*Request*. Track down each line that has the word "color" and copy it.

-- START --

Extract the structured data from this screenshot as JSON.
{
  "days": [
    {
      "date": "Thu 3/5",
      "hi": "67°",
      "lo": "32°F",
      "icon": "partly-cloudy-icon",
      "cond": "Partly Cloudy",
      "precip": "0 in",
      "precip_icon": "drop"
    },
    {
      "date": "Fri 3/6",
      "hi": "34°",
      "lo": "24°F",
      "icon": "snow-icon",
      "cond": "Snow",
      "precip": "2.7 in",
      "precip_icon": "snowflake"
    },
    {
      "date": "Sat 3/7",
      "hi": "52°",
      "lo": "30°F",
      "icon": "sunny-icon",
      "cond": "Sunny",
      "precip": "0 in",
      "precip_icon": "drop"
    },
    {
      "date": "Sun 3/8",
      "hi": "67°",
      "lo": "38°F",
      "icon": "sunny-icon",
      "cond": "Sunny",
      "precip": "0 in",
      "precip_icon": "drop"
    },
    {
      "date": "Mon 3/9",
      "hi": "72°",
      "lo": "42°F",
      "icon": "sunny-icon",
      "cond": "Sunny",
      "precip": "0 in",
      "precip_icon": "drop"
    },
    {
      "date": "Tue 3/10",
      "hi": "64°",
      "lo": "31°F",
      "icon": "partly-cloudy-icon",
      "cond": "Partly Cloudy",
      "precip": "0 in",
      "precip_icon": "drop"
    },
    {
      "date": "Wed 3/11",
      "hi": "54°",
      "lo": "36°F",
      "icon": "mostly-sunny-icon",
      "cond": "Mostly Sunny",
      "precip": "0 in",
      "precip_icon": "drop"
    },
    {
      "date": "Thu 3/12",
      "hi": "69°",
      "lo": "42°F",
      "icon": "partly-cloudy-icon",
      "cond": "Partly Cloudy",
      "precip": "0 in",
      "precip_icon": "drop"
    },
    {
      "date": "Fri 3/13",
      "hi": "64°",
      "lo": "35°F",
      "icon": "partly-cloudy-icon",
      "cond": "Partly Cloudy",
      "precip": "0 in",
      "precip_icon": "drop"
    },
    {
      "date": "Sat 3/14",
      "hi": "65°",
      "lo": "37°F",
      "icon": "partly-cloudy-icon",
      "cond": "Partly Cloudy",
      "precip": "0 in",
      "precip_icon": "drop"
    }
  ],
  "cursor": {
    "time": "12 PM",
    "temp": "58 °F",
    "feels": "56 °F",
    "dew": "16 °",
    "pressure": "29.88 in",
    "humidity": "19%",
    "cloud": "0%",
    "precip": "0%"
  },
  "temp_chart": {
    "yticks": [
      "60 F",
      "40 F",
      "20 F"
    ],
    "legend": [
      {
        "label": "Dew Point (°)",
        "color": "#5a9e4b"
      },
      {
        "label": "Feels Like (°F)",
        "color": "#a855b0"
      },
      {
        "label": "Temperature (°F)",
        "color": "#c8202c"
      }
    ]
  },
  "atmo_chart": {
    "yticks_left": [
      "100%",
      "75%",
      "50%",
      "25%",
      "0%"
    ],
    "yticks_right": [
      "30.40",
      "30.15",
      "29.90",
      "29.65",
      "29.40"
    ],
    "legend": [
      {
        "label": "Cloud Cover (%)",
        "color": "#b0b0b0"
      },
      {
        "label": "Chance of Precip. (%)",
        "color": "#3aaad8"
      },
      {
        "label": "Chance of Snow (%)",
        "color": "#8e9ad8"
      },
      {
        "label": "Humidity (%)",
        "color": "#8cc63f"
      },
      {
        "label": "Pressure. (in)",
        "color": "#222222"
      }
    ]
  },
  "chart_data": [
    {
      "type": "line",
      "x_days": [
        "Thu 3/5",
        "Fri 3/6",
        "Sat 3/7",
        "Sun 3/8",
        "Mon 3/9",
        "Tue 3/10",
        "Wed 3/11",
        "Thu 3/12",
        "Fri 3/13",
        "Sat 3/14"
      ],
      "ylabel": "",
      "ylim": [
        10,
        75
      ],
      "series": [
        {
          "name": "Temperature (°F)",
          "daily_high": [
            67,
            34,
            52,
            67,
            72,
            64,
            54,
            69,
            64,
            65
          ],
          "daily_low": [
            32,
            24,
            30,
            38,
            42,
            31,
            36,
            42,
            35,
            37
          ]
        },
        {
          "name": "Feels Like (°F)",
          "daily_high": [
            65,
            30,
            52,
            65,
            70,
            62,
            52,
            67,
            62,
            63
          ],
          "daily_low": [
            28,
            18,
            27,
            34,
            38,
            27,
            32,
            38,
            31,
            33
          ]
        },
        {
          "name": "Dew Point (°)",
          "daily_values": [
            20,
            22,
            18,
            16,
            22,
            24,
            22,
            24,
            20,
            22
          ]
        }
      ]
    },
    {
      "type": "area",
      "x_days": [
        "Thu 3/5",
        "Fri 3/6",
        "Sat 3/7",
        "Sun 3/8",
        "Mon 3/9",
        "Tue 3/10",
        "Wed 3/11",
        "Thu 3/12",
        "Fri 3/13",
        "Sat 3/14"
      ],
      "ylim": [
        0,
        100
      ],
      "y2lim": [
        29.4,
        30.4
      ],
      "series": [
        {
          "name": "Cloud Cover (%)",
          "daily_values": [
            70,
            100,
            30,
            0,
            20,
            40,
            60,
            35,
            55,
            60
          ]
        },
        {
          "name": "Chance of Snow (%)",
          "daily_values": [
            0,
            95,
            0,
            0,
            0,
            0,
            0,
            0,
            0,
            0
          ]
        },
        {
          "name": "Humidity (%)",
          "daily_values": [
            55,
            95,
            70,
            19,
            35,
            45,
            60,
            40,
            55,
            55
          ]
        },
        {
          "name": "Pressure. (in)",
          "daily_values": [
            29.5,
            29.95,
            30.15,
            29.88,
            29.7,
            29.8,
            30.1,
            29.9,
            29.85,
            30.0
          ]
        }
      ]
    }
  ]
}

-- END --

*Response*.
        "color": "#5a9e4b"
        "color": "#a855b0"
        "color": "#c8202c"
        "color": "#b0b0b0"
        "color": "#3aaad8"
        "color": "#8e9ad8"
        "color": "#8cc63f"
        "color": "#222222"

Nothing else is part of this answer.